TASK DETAILS: Repeat the listing that follows, character for character, minus the pictures.

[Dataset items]
--- START ---

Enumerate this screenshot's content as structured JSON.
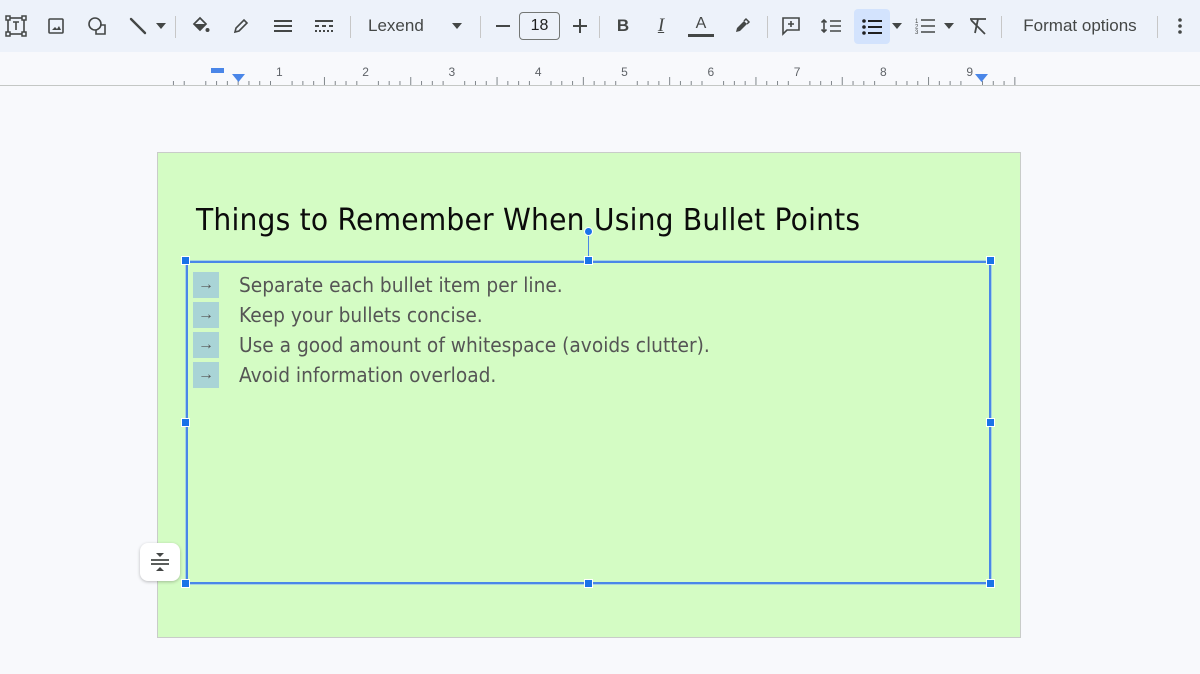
{
  "toolbar": {
    "items": [
      {
        "name": "text-box-icon"
      },
      {
        "name": "image-icon"
      },
      {
        "name": "shape-icon"
      },
      {
        "name": "line-icon"
      },
      {
        "name": "fill-color-icon"
      },
      {
        "name": "border-color-icon"
      },
      {
        "name": "border-weight-icon"
      },
      {
        "name": "border-dash-icon"
      }
    ],
    "font_name": "Lexend",
    "font_size": "18",
    "decrease_label": "−",
    "increase_label": "+",
    "bold_label": "B",
    "italic_label": "I",
    "text_color_label": "A",
    "format_options_label": "Format options",
    "bulleted_list_active": true,
    "accent_color": "#1a73e8"
  },
  "ruler": {
    "labels": [
      "1",
      "2",
      "3",
      "4",
      "5",
      "6",
      "7",
      "8",
      "9"
    ]
  },
  "slide": {
    "background_color": "#d4fcc4",
    "title": "Things to Remember When Using Bullet Points",
    "bullet_glyph": "→",
    "bullets": [
      "Separate each bullet item per line.",
      "Keep your bullets concise.",
      "Use a good amount of whitespace (avoids clutter).",
      "Avoid information overload."
    ]
  }
}
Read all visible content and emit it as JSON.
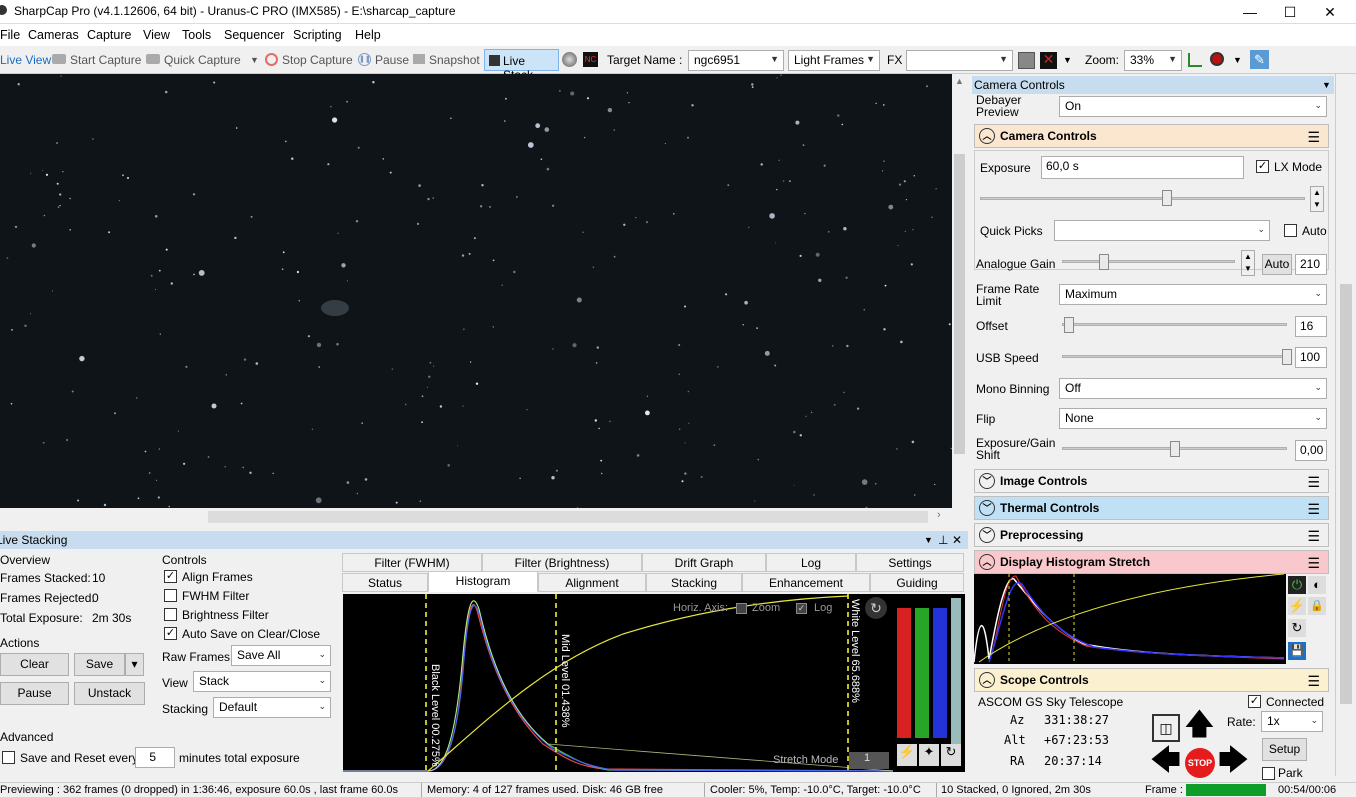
{
  "window": {
    "title": "SharpCap Pro (v4.1.12606, 64 bit) - Uranus-C PRO (IMX585) - E:\\sharcap_capture"
  },
  "menu": [
    "File",
    "Cameras",
    "Capture",
    "View",
    "Tools",
    "Sequencer",
    "Scripting",
    "Help"
  ],
  "toolbar": {
    "live_view": "Live View",
    "start_capture": "Start Capture",
    "quick_capture": "Quick Capture",
    "stop_capture": "Stop Capture",
    "pause": "Pause",
    "snapshot": "Snapshot",
    "live_stack": "Live Stack",
    "target_name_label": "Target Name :",
    "target_name_value": "ngc6951",
    "frame_type": "Light Frames",
    "fx_label": "FX",
    "fx_value": "",
    "zoom_label": "Zoom:",
    "zoom_value": "33%"
  },
  "live_stacking": {
    "title": "Live Stacking",
    "overview": {
      "heading": "Overview",
      "frames_stacked_label": "Frames Stacked:",
      "frames_stacked": "10",
      "frames_rejected_label": "Frames Rejected:",
      "frames_rejected": "0",
      "total_exposure_label": "Total Exposure:",
      "total_exposure": "2m 30s"
    },
    "actions": {
      "heading": "Actions",
      "clear": "Clear",
      "save": "Save",
      "pause": "Pause",
      "unstack": "Unstack"
    },
    "advanced": {
      "heading": "Advanced",
      "save_reset_label": "Save and Reset every",
      "save_reset_value": "5",
      "save_reset_suffix": "minutes total exposure"
    },
    "controls": {
      "heading": "Controls",
      "align_frames": "Align Frames",
      "fwhm_filter": "FWHM Filter",
      "brightness_filter": "Brightness Filter",
      "auto_save": "Auto Save on Clear/Close",
      "raw_frames_label": "Raw Frames",
      "raw_frames_value": "Save All",
      "view_label": "View",
      "view_value": "Stack",
      "stacking_label": "Stacking",
      "stacking_value": "Default"
    },
    "tabs_row1": [
      "Filter (FWHM)",
      "Filter (Brightness)",
      "Drift Graph",
      "Log",
      "Settings"
    ],
    "tabs_row2": [
      "Status",
      "Histogram",
      "Alignment",
      "Stacking",
      "Enhancement",
      "Guiding"
    ],
    "histogram": {
      "horiz_axis": "Horiz. Axis:",
      "zoom": "Zoom",
      "log": "Log",
      "black_level": "Black Level 00.275%",
      "mid_level": "Mid Level 01.438%",
      "white_level": "White Level 65.688%",
      "stretch_mode_label": "Stretch Mode",
      "stretch_mode_value": "1"
    }
  },
  "right_panel": {
    "title": "Camera Controls",
    "debayer_label": "Debayer Preview",
    "debayer_value": "On",
    "camera_controls": "Camera Controls",
    "exposure_label": "Exposure",
    "exposure_value": "60,0 s",
    "lx_mode": "LX Mode",
    "quick_picks_label": "Quick Picks",
    "auto_label": "Auto",
    "analogue_gain_label": "Analogue Gain",
    "analogue_gain_auto": "Auto",
    "analogue_gain_value": "210",
    "frame_rate_label": "Frame Rate Limit",
    "frame_rate_value": "Maximum",
    "offset_label": "Offset",
    "offset_value": "16",
    "usb_speed_label": "USB Speed",
    "usb_speed_value": "100",
    "mono_binning_label": "Mono Binning",
    "mono_binning_value": "Off",
    "flip_label": "Flip",
    "flip_value": "None",
    "exp_gain_shift_label": "Exposure/Gain Shift",
    "exp_gain_shift_value": "0,00",
    "image_controls": "Image Controls",
    "thermal_controls": "Thermal Controls",
    "preprocessing": "Preprocessing",
    "display_histogram": "Display Histogram Stretch",
    "scope_controls": "Scope Controls",
    "scope_name": "ASCOM GS Sky Telescope",
    "connected": "Connected",
    "az_label": "Az",
    "az_value": "331:38:27",
    "alt_label": "Alt",
    "alt_value": "+67:23:53",
    "ra_label": "RA",
    "ra_value": "20:37:14",
    "rate_label": "Rate:",
    "rate_value": "1x",
    "setup": "Setup",
    "park": "Park",
    "stop": "STOP"
  },
  "status": {
    "preview": "Previewing : 362 frames (0 dropped) in 1:36:46, exposure 60.0s , last frame 60.0s",
    "memory": "Memory: 4 of 127 frames used. Disk: 46 GB free",
    "cooler": "Cooler: 5%, Temp: -10.0°C, Target: -10.0°C",
    "stacked": "10 Stacked, 0 Ignored, 2m 30s",
    "frame_label": "Frame :",
    "time": "00:54/00:06"
  },
  "colors": {
    "accent": "#1a6bc4",
    "camera_header": "#fbe6d0",
    "thermal_header": "#bfe0f5",
    "histo_header": "#f8c8cc",
    "scope_header": "#fbf1d0",
    "panel_head": "#c7dcee"
  }
}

--- END ---

THE COMPLETED TASK:
Enumerate this screenshot's content as structured JSON.
{
  "toolbar": {
    "items": [
      {
        "name": "text-box-icon"
      },
      {
        "name": "image-icon"
      },
      {
        "name": "shape-icon"
      },
      {
        "name": "line-icon"
      },
      {
        "name": "fill-color-icon"
      },
      {
        "name": "border-color-icon"
      },
      {
        "name": "border-weight-icon"
      },
      {
        "name": "border-dash-icon"
      }
    ],
    "font_name": "Lexend",
    "font_size": "18",
    "decrease_label": "−",
    "increase_label": "+",
    "bold_label": "B",
    "italic_label": "I",
    "text_color_label": "A",
    "format_options_label": "Format options",
    "bulleted_list_active": true,
    "accent_color": "#1a73e8"
  },
  "ruler": {
    "labels": [
      "1",
      "2",
      "3",
      "4",
      "5",
      "6",
      "7",
      "8",
      "9"
    ]
  },
  "slide": {
    "background_color": "#d4fcc4",
    "title": "Things to Remember When Using Bullet Points",
    "bullet_glyph": "→",
    "bullets": [
      "Separate each bullet item per line.",
      "Keep your bullets concise.",
      "Use a good amount of whitespace (avoids clutter).",
      "Avoid information overload."
    ]
  }
}
Read all visible content and emit it as JSON.
{
  "window": {
    "title": "SharpCap Pro (v4.1.12606, 64 bit) - Uranus-C PRO (IMX585) - E:\\sharcap_capture"
  },
  "menu": [
    "File",
    "Cameras",
    "Capture",
    "View",
    "Tools",
    "Sequencer",
    "Scripting",
    "Help"
  ],
  "toolbar": {
    "live_view": "Live View",
    "start_capture": "Start Capture",
    "quick_capture": "Quick Capture",
    "stop_capture": "Stop Capture",
    "pause": "Pause",
    "snapshot": "Snapshot",
    "live_stack": "Live Stack",
    "target_name_label": "Target Name :",
    "target_name_value": "ngc6951",
    "frame_type": "Light Frames",
    "fx_label": "FX",
    "fx_value": "",
    "zoom_label": "Zoom:",
    "zoom_value": "33%"
  },
  "live_stacking": {
    "title": "Live Stacking",
    "overview": {
      "heading": "Overview",
      "frames_stacked_label": "Frames Stacked:",
      "frames_stacked": "10",
      "frames_rejected_label": "Frames Rejected:",
      "frames_rejected": "0",
      "total_exposure_label": "Total Exposure:",
      "total_exposure": "2m 30s"
    },
    "actions": {
      "heading": "Actions",
      "clear": "Clear",
      "save": "Save",
      "pause": "Pause",
      "unstack": "Unstack"
    },
    "advanced": {
      "heading": "Advanced",
      "save_reset_label": "Save and Reset every",
      "save_reset_value": "5",
      "save_reset_suffix": "minutes total exposure"
    },
    "controls": {
      "heading": "Controls",
      "align_frames": "Align Frames",
      "fwhm_filter": "FWHM Filter",
      "brightness_filter": "Brightness Filter",
      "auto_save": "Auto Save on Clear/Close",
      "raw_frames_label": "Raw Frames",
      "raw_frames_value": "Save All",
      "view_label": "View",
      "view_value": "Stack",
      "stacking_label": "Stacking",
      "stacking_value": "Default"
    },
    "tabs_row1": [
      "Filter (FWHM)",
      "Filter (Brightness)",
      "Drift Graph",
      "Log",
      "Settings"
    ],
    "tabs_row2": [
      "Status",
      "Histogram",
      "Alignment",
      "Stacking",
      "Enhancement",
      "Guiding"
    ],
    "histogram": {
      "horiz_axis": "Horiz. Axis:",
      "zoom": "Zoom",
      "log": "Log",
      "black_level": "Black Level 00.275%",
      "mid_level": "Mid Level 01.438%",
      "white_level": "White Level 65.688%",
      "stretch_mode_label": "Stretch Mode",
      "stretch_mode_value": "1"
    }
  },
  "right_panel": {
    "title": "Camera Controls",
    "debayer_label": "Debayer Preview",
    "debayer_value": "On",
    "camera_controls": "Camera Controls",
    "exposure_label": "Exposure",
    "exposure_value": "60,0 s",
    "lx_mode": "LX Mode",
    "quick_picks_label": "Quick Picks",
    "auto_label": "Auto",
    "analogue_gain_label": "Analogue Gain",
    "analogue_gain_auto": "Auto",
    "analogue_gain_value": "210",
    "frame_rate_label": "Frame Rate Limit",
    "frame_rate_value": "Maximum",
    "offset_label": "Offset",
    "offset_value": "16",
    "usb_speed_label": "USB Speed",
    "usb_speed_value": "100",
    "mono_binning_label": "Mono Binning",
    "mono_binning_value": "Off",
    "flip_label": "Flip",
    "flip_value": "None",
    "exp_gain_shift_label": "Exposure/Gain Shift",
    "exp_gain_shift_value": "0,00",
    "image_controls": "Image Controls",
    "thermal_controls": "Thermal Controls",
    "preprocessing": "Preprocessing",
    "display_histogram": "Display Histogram Stretch",
    "scope_controls": "Scope Controls",
    "scope_name": "ASCOM GS Sky Telescope",
    "connected": "Connected",
    "az_label": "Az",
    "az_value": "331:38:27",
    "alt_label": "Alt",
    "alt_value": "+67:23:53",
    "ra_label": "RA",
    "ra_value": "20:37:14",
    "rate_label": "Rate:",
    "rate_value": "1x",
    "setup": "Setup",
    "park": "Park",
    "stop": "STOP"
  },
  "status": {
    "preview": "Previewing : 362 frames (0 dropped) in 1:36:46, exposure 60.0s , last frame 60.0s",
    "memory": "Memory: 4 of 127 frames used. Disk: 46 GB free",
    "cooler": "Cooler: 5%, Temp: -10.0°C, Target: -10.0°C",
    "stacked": "10 Stacked, 0 Ignored, 2m 30s",
    "frame_label": "Frame :",
    "time": "00:54/00:06"
  },
  "colors": {
    "accent": "#1a6bc4",
    "camera_header": "#fbe6d0",
    "thermal_header": "#bfe0f5",
    "histo_header": "#f8c8cc",
    "scope_header": "#fbf1d0",
    "panel_head": "#c7dcee"
  }
}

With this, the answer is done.